▶ **WORK TO BE COMPLETED**: Can you quote the records below in full, word for word?
### DATA FOR THE TASK ###
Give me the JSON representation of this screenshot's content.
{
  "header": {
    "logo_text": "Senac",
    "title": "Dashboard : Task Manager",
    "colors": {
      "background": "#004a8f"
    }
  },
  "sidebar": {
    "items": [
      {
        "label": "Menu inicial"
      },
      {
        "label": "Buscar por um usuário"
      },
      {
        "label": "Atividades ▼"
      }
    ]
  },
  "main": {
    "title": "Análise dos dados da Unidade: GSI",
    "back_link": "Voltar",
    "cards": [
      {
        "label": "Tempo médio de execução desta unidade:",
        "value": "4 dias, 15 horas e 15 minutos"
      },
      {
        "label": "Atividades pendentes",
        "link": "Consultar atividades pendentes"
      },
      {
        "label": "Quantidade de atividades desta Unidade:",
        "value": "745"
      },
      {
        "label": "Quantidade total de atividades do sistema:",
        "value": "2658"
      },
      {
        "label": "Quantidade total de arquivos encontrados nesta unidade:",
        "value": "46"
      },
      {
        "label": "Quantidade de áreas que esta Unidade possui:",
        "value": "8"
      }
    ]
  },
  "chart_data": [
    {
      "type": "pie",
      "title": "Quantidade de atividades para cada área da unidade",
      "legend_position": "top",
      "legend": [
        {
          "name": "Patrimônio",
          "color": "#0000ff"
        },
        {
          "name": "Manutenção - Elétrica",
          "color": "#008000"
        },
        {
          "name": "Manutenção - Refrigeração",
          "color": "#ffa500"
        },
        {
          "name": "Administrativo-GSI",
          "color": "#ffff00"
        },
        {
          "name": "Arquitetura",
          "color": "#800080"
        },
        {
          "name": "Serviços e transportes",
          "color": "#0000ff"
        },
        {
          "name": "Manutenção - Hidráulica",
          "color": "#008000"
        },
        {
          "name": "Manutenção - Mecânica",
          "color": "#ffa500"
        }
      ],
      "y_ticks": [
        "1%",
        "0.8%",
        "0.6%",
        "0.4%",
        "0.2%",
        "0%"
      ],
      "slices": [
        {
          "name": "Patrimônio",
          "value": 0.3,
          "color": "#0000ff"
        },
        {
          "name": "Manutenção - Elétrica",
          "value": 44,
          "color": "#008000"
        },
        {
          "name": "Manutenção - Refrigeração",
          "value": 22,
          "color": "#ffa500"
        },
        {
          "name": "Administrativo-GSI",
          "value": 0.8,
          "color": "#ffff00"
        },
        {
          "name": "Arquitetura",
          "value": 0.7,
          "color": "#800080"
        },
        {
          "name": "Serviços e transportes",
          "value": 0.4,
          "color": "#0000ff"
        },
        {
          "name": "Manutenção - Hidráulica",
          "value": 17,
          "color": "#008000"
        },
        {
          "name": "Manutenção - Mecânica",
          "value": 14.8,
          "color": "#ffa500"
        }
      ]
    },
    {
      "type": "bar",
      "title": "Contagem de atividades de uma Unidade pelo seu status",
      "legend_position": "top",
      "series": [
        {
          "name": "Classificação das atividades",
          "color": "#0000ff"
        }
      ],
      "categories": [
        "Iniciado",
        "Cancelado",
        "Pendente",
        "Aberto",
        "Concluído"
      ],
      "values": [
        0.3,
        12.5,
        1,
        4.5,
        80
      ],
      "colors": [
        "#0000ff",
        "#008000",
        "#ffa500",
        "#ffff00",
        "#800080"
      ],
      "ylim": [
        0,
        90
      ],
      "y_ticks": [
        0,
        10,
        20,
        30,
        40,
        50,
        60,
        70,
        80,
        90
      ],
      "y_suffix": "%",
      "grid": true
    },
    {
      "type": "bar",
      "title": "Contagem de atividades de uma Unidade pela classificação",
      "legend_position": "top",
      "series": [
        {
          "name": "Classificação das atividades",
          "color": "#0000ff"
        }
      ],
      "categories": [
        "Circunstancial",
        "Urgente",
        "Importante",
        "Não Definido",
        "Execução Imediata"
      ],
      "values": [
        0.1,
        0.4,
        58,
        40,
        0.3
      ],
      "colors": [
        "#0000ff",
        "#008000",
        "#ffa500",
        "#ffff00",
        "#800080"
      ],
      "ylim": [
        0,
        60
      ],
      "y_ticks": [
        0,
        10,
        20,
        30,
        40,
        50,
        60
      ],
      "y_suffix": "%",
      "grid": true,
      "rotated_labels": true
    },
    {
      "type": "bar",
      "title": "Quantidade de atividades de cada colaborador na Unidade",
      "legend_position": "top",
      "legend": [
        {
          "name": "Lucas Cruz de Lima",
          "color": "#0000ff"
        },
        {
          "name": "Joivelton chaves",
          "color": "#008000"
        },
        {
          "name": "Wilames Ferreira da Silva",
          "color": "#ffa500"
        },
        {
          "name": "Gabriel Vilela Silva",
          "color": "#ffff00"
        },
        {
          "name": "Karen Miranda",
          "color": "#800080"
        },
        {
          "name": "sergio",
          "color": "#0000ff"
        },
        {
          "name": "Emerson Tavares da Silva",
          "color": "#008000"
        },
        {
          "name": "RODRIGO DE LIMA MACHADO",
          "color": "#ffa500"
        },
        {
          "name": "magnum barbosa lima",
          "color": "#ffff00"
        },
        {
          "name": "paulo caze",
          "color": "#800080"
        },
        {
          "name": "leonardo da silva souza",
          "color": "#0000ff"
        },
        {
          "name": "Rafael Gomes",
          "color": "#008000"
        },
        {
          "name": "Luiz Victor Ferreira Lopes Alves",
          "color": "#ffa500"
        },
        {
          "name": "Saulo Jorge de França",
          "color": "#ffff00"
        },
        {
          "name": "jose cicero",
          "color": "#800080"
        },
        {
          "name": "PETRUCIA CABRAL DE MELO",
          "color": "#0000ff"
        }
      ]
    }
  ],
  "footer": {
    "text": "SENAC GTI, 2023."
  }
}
###
▶ **EXERCISE OUTPUT**:
Give me the JSON representation of this screenshot's content.
{
  "header": {
    "logo_text": "Senac",
    "title": "Dashboard : Task Manager",
    "colors": {
      "background": "#004a8f"
    }
  },
  "sidebar": {
    "items": [
      {
        "label": "Menu inicial"
      },
      {
        "label": "Buscar por um usuário"
      },
      {
        "label": "Atividades ▼"
      }
    ]
  },
  "main": {
    "title": "Análise dos dados da Unidade: GSI",
    "back_link": "Voltar",
    "cards": [
      {
        "label": "Tempo médio de execução desta unidade:",
        "value": "4 dias, 15 horas e 15 minutos"
      },
      {
        "label": "Atividades pendentes",
        "link": "Consultar atividades pendentes"
      },
      {
        "label": "Quantidade de atividades desta Unidade:",
        "value": "745"
      },
      {
        "label": "Quantidade total de atividades do sistema:",
        "value": "2658"
      },
      {
        "label": "Quantidade total de arquivos encontrados nesta unidade:",
        "value": "46"
      },
      {
        "label": "Quantidade de áreas que esta Unidade possui:",
        "value": "8"
      }
    ]
  },
  "chart_data": [
    {
      "type": "pie",
      "title": "Quantidade de atividades para cada área da unidade",
      "legend_position": "top",
      "legend": [
        {
          "name": "Patrimônio",
          "color": "#0000ff"
        },
        {
          "name": "Manutenção - Elétrica",
          "color": "#008000"
        },
        {
          "name": "Manutenção - Refrigeração",
          "color": "#ffa500"
        },
        {
          "name": "Administrativo-GSI",
          "color": "#ffff00"
        },
        {
          "name": "Arquitetura",
          "color": "#800080"
        },
        {
          "name": "Serviços e transportes",
          "color": "#0000ff"
        },
        {
          "name": "Manutenção - Hidráulica",
          "color": "#008000"
        },
        {
          "name": "Manutenção - Mecânica",
          "color": "#ffa500"
        }
      ],
      "y_ticks": [
        "1%",
        "0.8%",
        "0.6%",
        "0.4%",
        "0.2%",
        "0%"
      ],
      "slices": [
        {
          "name": "Patrimônio",
          "value": 0.3,
          "color": "#0000ff"
        },
        {
          "name": "Manutenção - Elétrica",
          "value": 44,
          "color": "#008000"
        },
        {
          "name": "Manutenção - Refrigeração",
          "value": 22,
          "color": "#ffa500"
        },
        {
          "name": "Administrativo-GSI",
          "value": 0.8,
          "color": "#ffff00"
        },
        {
          "name": "Arquitetura",
          "value": 0.7,
          "color": "#800080"
        },
        {
          "name": "Serviços e transportes",
          "value": 0.4,
          "color": "#0000ff"
        },
        {
          "name": "Manutenção - Hidráulica",
          "value": 17,
          "color": "#008000"
        },
        {
          "name": "Manutenção - Mecânica",
          "value": 14.8,
          "color": "#ffa500"
        }
      ]
    },
    {
      "type": "bar",
      "title": "Contagem de atividades de uma Unidade pelo seu status",
      "legend_position": "top",
      "series": [
        {
          "name": "Classificação das atividades",
          "color": "#0000ff"
        }
      ],
      "categories": [
        "Iniciado",
        "Cancelado",
        "Pendente",
        "Aberto",
        "Concluído"
      ],
      "values": [
        0.3,
        12.5,
        1,
        4.5,
        80
      ],
      "colors": [
        "#0000ff",
        "#008000",
        "#ffa500",
        "#ffff00",
        "#800080"
      ],
      "ylim": [
        0,
        90
      ],
      "y_ticks": [
        0,
        10,
        20,
        30,
        40,
        50,
        60,
        70,
        80,
        90
      ],
      "y_suffix": "%",
      "grid": true
    },
    {
      "type": "bar",
      "title": "Contagem de atividades de uma Unidade pela classificação",
      "legend_position": "top",
      "series": [
        {
          "name": "Classificação das atividades",
          "color": "#0000ff"
        }
      ],
      "categories": [
        "Circunstancial",
        "Urgente",
        "Importante",
        "Não Definido",
        "Execução Imediata"
      ],
      "values": [
        0.1,
        0.4,
        58,
        40,
        0.3
      ],
      "colors": [
        "#0000ff",
        "#008000",
        "#ffa500",
        "#ffff00",
        "#800080"
      ],
      "ylim": [
        0,
        60
      ],
      "y_ticks": [
        0,
        10,
        20,
        30,
        40,
        50,
        60
      ],
      "y_suffix": "%",
      "grid": true,
      "rotated_labels": true
    },
    {
      "type": "bar",
      "title": "Quantidade de atividades de cada colaborador na Unidade",
      "legend_position": "top",
      "legend": [
        {
          "name": "Lucas Cruz de Lima",
          "color": "#0000ff"
        },
        {
          "name": "Joivelton chaves",
          "color": "#008000"
        },
        {
          "name": "Wilames Ferreira da Silva",
          "color": "#ffa500"
        },
        {
          "name": "Gabriel Vilela Silva",
          "color": "#ffff00"
        },
        {
          "name": "Karen Miranda",
          "color": "#800080"
        },
        {
          "name": "sergio",
          "color": "#0000ff"
        },
        {
          "name": "Emerson Tavares da Silva",
          "color": "#008000"
        },
        {
          "name": "RODRIGO DE LIMA MACHADO",
          "color": "#ffa500"
        },
        {
          "name": "magnum barbosa lima",
          "color": "#ffff00"
        },
        {
          "name": "paulo caze",
          "color": "#800080"
        },
        {
          "name": "leonardo da silva souza",
          "color": "#0000ff"
        },
        {
          "name": "Rafael Gomes",
          "color": "#008000"
        },
        {
          "name": "Luiz Victor Ferreira Lopes Alves",
          "color": "#ffa500"
        },
        {
          "name": "Saulo Jorge de França",
          "color": "#ffff00"
        },
        {
          "name": "jose cicero",
          "color": "#800080"
        },
        {
          "name": "PETRUCIA CABRAL DE MELO",
          "color": "#0000ff"
        }
      ]
    }
  ],
  "footer": {
    "text": "SENAC GTI, 2023."
  }
}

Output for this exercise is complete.